Dataset items —
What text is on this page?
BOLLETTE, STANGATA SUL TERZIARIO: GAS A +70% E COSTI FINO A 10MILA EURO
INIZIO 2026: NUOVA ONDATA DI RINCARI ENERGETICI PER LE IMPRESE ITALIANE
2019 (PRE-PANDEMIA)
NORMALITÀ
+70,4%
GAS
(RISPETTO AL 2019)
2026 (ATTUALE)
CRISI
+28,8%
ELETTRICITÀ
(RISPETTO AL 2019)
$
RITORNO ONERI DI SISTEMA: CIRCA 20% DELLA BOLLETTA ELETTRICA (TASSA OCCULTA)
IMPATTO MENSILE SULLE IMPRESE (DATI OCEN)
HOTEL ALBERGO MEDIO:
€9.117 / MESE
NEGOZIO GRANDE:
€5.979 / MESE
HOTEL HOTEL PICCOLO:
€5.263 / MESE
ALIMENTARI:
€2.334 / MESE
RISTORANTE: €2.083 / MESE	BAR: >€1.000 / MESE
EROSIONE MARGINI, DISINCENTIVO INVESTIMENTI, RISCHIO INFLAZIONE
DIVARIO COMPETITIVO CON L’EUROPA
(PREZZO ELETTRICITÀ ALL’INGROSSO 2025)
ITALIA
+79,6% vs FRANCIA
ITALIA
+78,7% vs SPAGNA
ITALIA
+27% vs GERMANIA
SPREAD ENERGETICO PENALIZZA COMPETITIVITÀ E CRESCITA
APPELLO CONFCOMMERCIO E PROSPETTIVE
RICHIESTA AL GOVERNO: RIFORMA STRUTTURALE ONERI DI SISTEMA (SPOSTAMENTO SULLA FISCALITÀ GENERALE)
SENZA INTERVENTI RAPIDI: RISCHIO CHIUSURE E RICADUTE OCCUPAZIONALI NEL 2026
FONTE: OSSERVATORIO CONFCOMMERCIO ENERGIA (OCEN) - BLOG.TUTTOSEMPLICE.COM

AIM OF THE TASK — Provide all the records again, word for word.

WRITTEN ANSWER —
What text is on this page?
BOLLETTE, STANGATA SUL TERZIARIO: GAS A +70% E COSTI FINO A 10MILA EURO
INIZIO 2026: NUOVA ONDATA DI RINCARI ENERGETICI PER LE IMPRESE ITALIANE
2019 (PRE-PANDEMIA)
NORMALITÀ
+70,4%
GAS
(RISPETTO AL 2019)
2026 (ATTUALE)
CRISI
+28,8%
ELETTRICITÀ
(RISPETTO AL 2019)
$
RITORNO ONERI DI SISTEMA: CIRCA 20% DELLA BOLLETTA ELETTRICA (TASSA OCCULTA)
IMPATTO MENSILE SULLE IMPRESE (DATI OCEN)
HOTEL ALBERGO MEDIO:
€9.117 / MESE
NEGOZIO GRANDE:
€5.979 / MESE
HOTEL HOTEL PICCOLO:
€5.263 / MESE
ALIMENTARI:
€2.334 / MESE
RISTORANTE: €2.083 / MESE	BAR: >€1.000 / MESE
EROSIONE MARGINI, DISINCENTIVO INVESTIMENTI, RISCHIO INFLAZIONE
DIVARIO COMPETITIVO CON L’EUROPA
(PREZZO ELETTRICITÀ ALL’INGROSSO 2025)
ITALIA
+79,6% vs FRANCIA
ITALIA
+78,7% vs SPAGNA
ITALIA
+27% vs GERMANIA
SPREAD ENERGETICO PENALIZZA COMPETITIVITÀ E CRESCITA
APPELLO CONFCOMMERCIO E PROSPETTIVE
RICHIESTA AL GOVERNO: RIFORMA STRUTTURALE ONERI DI SISTEMA (SPOSTAMENTO SULLA FISCALITÀ GENERALE)
SENZA INTERVENTI RAPIDI: RISCHIO CHIUSURE E RICADUTE OCCUPAZIONALI NEL 2026
FONTE: OSSERVATORIO CONFCOMMERCIO ENERGIA (OCEN) - BLOG.TUTTOSEMPLICE.COM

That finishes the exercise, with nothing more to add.